### Exercise details
Identify the lines that contain the word "icon", then copy them.

Stored dataset items:
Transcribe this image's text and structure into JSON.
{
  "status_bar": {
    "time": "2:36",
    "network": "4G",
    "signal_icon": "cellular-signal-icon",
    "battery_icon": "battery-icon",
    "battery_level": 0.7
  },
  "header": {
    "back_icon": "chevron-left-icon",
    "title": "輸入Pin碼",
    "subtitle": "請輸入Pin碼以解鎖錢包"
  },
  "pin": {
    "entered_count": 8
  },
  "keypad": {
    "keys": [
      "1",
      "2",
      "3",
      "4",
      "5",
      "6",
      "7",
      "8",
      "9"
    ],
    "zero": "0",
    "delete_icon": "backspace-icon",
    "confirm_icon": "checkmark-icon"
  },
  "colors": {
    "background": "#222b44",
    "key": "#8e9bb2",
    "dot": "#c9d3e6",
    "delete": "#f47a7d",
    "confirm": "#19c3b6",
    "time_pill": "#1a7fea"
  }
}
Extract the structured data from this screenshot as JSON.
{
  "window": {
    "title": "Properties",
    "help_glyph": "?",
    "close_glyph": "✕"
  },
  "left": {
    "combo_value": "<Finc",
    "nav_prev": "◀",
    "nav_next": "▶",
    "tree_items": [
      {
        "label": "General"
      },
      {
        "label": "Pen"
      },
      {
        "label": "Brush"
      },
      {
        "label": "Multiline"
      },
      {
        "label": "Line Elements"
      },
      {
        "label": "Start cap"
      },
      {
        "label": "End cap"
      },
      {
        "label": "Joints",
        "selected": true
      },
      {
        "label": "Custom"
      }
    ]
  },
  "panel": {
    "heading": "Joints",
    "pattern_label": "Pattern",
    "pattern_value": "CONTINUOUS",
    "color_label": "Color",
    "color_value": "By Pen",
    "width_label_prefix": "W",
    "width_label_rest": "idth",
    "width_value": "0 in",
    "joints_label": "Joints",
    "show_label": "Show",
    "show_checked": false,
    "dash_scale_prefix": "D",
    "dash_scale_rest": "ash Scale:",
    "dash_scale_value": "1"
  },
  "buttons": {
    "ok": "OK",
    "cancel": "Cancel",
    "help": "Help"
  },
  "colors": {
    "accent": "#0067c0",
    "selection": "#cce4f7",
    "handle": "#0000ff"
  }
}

### Finished exercise
    "signal_icon": "cellular-signal-icon",
    "battery_icon": "battery-icon",
    "back_icon": "chevron-left-icon",
    "delete_icon": "backspace-icon",
    "confirm_icon": "checkmark-icon"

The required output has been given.